TASKS TO CARRY OUT:
1) In the circumcision article, translate the sentence "Male circumcision is the removal of the foreskin from the human penis." into Spanish.
2) Copy the part of the circumcision article that starts at "Still others point" and runs up to and including "bit of foreskin.".

TEXT SECTION:
###

Once upon a time, circumcision was as much a rite of passage as your son’s first step, word or unaided walk. After all, your religion spoke of it as a necessary ritual that you had to go through at some point to, in your old folks’ words, “truly become a man.”
For some, this would mean undergoing the procedure as an infant, with an experienced doctor performing it in a medical setting.
For others, this would mean teenage boys or even adult men facing some elderly guy with a sharp blade followed by some herbs and a dive into the nearby river.
But with the advent of modern medicine and an ongoing debate over the ethical and medical ramifications of male circumcision, it understandably raises questions to whether it should still be practised and whether it confers any legitimate health benefits, religious context aside.
With that in mind, we’ll talk about what circumcision is as well as what the pros and cons are to this procedure.
Circumcision: The Basics
Male circumcision is the removal of the foreskin from the human penis. To begin, the foreskin is a layer of skin that covers the penis itself when it’s flaccid (or not erect). While the foreskin retracts when there’s an erection, it covers the penis once it retracts to the previous state.
The foreskin serves to protect the glans (or the head of the penis) from exposure to ammonia and feces in diapers (for infants) and from abrasions and trauma throughout the rest of a man’s life.
In circumcision, the amount of foreskin to be removed is first estimated. Afterward, the foreskin is carefully separated from the penis and carefully cut away. Since the procedure is painful, pain relievers in various forms are given and the penis is allowed to heal for four to six weeks. During this time, adults and older male children are advised to abstain from masturbation or intercourse to allow proper healing.
The Main Pro: Health Reasons
Now, regarding the arguments favoring circumcision fall into two camps, which are the religious and the medical camps.
In the interest of fairness, we’ll focus on the medical benefits. For instance, males having difficulty retracting their foreskin during an erection due to infections or other medical conditions can undergo a circumcision to address this.
Studies by the World Health Organization (WHO) have also shown it to be a cost-effective public health intervention against the spread of certain sexually transmitted diseases such as AIDS (caused by HIV, also known as the human immunodeficiency virus), HPV infection (or human papillomavirus, which causes genital warts and cancers of the cervix and penis, among others), and even a reduced risk of urinary tract infections. And for those who are circumcised, it’s obviously a lot easier to keep clean.
The Main No: Religion and Culture
As for the opposing camp, there are claims that studies reviewing the benefits of circumcision are flawed and not done thoroughly enough.
Others point to the procedure being unnecessary, noting that the procedure did not gain widespread acceptance in the English-speaking world until the 1800s, when it was deemed to be a deterrent to masturbation, following the predominant Christian beliefs of the time.
Still others point to the ethical ramifications in exposing an infant who is unable to decide for themselves to such a procedure, which leaves the choice to the parents to decide in his best interest.
The Myth: Does Circumcision Make You Taller?
So while the jury is out on the definitive benefits on male circumcision, what we can say for sure is that circumcision doesn’t make you taller.
This is purely circumstantial, since the age at which most boys are circumcised is also when they begin to experience a growth spurt in their early teens, which is caused by the surge of hormones at that age. So no matter what age you are, your genetics matter more than getting rid of that extra bit of foreskin.
So what now?
That being said, the wider medical community has taken a stance that the procedure should still be performed only with the informed consent of the parents and if agreed to by the parents, to perform the circumcision to ensure it is done safely with the best possible outcome for the patient.
As such, the parent has the last say on whether the procedure should be performed or not given the differing religious beliefs they may espouse.
In any case, circumcision is a procedure that does involve making a significant change to your body and it shouldn’t be taken lightly. Before you or your child undergo this procedure, it’s best to discuss the pros and cons with your doctor or pediatrician to ensure that you’re aware of what to expect and to deal with the consequences of whichever decision you make — to cut or not to cut.

###

PROVIDED DATA:

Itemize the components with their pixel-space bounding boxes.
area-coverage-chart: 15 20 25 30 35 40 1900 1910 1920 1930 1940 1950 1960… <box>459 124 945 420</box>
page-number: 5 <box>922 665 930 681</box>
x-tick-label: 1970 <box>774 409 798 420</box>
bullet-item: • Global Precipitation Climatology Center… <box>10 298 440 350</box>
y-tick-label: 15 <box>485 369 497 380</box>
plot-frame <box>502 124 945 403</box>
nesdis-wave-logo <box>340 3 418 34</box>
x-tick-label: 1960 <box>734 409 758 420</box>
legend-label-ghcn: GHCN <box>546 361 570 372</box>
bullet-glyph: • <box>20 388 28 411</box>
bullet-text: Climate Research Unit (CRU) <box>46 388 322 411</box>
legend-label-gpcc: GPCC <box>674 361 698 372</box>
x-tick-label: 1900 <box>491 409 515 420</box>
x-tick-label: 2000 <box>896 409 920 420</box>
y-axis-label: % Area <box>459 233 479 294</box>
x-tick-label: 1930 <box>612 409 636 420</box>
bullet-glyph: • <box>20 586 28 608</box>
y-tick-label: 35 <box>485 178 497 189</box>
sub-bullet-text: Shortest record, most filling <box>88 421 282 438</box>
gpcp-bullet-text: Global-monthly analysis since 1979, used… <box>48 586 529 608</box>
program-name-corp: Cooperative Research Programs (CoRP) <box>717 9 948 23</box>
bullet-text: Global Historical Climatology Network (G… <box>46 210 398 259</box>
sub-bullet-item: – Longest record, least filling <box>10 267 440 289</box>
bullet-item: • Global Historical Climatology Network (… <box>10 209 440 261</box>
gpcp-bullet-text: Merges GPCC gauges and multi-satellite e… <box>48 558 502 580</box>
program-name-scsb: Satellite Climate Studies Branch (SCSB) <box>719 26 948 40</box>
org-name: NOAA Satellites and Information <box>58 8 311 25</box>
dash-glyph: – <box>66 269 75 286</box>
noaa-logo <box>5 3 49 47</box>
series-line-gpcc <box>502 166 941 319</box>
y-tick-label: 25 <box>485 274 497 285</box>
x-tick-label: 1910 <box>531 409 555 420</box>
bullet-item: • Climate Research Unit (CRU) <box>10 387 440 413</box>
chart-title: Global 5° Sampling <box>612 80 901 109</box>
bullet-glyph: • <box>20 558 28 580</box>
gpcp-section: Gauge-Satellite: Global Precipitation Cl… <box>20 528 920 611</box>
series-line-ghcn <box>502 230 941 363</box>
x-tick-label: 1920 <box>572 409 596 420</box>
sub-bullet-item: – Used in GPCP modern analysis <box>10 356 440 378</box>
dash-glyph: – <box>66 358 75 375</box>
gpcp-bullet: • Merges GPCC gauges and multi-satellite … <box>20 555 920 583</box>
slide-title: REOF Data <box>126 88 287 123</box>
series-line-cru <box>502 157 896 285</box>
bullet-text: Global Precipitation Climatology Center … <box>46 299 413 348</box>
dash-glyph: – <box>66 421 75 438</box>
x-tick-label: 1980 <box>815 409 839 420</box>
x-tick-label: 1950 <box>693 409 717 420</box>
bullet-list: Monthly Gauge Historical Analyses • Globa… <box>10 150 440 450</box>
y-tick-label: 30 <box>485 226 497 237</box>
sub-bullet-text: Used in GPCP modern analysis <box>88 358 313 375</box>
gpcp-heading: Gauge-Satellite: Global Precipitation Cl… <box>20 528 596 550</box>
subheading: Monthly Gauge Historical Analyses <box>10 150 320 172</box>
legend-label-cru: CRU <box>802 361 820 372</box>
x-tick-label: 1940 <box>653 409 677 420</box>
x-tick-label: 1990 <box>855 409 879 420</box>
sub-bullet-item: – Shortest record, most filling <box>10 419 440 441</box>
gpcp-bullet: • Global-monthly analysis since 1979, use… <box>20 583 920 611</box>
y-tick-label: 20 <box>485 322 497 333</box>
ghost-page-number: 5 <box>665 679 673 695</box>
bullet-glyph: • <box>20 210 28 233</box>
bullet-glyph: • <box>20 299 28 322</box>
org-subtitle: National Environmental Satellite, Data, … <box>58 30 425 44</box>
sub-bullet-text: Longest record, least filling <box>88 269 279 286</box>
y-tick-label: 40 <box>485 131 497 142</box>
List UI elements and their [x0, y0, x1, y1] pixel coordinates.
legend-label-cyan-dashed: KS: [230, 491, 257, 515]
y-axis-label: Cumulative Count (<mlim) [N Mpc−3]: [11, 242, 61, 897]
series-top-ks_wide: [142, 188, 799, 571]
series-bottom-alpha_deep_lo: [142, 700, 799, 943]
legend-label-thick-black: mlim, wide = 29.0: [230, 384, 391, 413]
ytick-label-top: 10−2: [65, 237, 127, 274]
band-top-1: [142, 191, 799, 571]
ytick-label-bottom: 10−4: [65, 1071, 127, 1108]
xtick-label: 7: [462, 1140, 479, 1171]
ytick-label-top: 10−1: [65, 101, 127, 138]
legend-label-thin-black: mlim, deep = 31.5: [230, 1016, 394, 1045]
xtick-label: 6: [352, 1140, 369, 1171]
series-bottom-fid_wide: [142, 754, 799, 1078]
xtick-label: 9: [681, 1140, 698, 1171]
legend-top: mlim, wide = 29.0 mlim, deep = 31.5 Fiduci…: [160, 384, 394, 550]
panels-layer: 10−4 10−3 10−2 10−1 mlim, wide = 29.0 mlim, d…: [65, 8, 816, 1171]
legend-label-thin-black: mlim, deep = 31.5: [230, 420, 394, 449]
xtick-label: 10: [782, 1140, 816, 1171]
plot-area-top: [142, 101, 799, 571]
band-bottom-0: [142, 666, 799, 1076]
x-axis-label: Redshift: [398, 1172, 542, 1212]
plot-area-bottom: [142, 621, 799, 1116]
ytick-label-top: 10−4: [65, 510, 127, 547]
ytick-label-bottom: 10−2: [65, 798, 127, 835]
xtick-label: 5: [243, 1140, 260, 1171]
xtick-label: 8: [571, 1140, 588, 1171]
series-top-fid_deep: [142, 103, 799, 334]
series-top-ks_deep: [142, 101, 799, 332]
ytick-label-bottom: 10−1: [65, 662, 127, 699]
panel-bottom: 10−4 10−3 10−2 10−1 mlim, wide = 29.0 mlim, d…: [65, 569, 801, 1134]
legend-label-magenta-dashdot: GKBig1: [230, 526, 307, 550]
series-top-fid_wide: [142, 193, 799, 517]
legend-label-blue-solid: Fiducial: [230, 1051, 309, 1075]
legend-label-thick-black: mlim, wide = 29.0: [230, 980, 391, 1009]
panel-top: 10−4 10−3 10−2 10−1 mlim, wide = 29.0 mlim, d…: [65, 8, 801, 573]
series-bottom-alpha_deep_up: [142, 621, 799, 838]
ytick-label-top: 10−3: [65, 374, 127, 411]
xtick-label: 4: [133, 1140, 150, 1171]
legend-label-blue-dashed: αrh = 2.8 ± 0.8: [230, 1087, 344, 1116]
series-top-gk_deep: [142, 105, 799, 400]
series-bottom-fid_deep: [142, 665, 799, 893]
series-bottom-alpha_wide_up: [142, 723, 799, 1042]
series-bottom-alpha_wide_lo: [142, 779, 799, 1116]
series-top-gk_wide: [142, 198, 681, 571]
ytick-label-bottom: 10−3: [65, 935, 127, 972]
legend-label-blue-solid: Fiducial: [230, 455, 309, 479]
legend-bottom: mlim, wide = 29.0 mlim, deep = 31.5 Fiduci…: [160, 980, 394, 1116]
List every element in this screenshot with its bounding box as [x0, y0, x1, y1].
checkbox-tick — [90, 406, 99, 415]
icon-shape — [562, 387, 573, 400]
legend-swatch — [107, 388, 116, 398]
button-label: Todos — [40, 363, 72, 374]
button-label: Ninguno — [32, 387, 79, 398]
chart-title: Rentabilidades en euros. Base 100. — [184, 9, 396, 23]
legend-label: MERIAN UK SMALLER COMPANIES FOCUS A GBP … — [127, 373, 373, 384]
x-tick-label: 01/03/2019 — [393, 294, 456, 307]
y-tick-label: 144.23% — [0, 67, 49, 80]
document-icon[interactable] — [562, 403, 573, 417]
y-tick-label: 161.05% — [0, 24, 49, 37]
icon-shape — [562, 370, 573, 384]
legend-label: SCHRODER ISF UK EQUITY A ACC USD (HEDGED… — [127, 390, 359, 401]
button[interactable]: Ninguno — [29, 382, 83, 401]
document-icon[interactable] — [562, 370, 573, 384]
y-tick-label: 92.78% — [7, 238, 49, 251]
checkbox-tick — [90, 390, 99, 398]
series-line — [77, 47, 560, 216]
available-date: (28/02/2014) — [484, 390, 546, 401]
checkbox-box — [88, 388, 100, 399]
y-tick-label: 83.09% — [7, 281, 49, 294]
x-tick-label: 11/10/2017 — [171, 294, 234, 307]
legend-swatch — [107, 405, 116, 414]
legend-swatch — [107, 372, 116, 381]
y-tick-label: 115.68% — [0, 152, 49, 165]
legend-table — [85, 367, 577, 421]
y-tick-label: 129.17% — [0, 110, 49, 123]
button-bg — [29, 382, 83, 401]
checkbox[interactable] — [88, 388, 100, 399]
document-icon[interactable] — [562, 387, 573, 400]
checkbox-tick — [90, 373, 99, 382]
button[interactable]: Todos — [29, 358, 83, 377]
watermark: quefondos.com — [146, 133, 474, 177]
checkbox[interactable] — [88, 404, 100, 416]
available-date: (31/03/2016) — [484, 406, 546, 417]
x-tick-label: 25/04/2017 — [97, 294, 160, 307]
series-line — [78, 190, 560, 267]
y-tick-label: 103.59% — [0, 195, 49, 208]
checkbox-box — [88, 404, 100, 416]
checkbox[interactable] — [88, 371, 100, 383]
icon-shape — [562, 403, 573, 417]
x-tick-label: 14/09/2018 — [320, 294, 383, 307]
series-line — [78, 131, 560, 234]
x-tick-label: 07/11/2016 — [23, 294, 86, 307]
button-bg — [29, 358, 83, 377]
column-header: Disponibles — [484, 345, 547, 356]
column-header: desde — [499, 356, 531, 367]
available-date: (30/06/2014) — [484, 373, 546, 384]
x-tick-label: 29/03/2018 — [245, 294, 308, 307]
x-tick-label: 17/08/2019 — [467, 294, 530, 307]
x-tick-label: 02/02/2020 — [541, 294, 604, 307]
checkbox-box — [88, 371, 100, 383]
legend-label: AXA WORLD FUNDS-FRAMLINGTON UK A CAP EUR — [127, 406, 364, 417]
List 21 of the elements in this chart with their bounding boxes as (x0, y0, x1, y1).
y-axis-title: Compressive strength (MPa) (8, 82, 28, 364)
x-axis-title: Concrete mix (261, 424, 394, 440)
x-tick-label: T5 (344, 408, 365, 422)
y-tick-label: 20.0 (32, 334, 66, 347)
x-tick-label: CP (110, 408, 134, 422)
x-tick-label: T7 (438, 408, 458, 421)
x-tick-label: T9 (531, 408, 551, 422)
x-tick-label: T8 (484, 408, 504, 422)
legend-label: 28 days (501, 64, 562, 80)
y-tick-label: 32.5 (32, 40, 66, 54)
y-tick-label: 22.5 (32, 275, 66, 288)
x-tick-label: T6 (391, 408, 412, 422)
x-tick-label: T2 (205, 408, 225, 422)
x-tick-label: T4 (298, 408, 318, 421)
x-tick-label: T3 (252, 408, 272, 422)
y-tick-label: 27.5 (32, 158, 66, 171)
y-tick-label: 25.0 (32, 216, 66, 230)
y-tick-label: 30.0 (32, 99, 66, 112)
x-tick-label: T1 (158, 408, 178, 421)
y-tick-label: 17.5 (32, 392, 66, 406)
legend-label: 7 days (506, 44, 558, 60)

###

ANSWERS GIVEN:
1) La circuncisión masculina es la extirpación del prepucio del pene humano.

2)
Still others point to the ethical ramifications in exposing an infant who is unable to decide for themselves to such a procedure, which leaves the choice to the parents to decide in his best interest.
The Myth: Does Circumcision Make You Taller?
So while the jury is out on the definitive benefits on male circumcision, what we can say for sure is that circumcision doesn’t make you taller.
This is purely circumstantial, since the age at which most boys are circumcised is also when they begin to experience a growth spurt in their early teens, which is caused by the surge of hormones at that age. So no matter what age you are, your genetics matter more than getting rid of that extra bit of foreskin.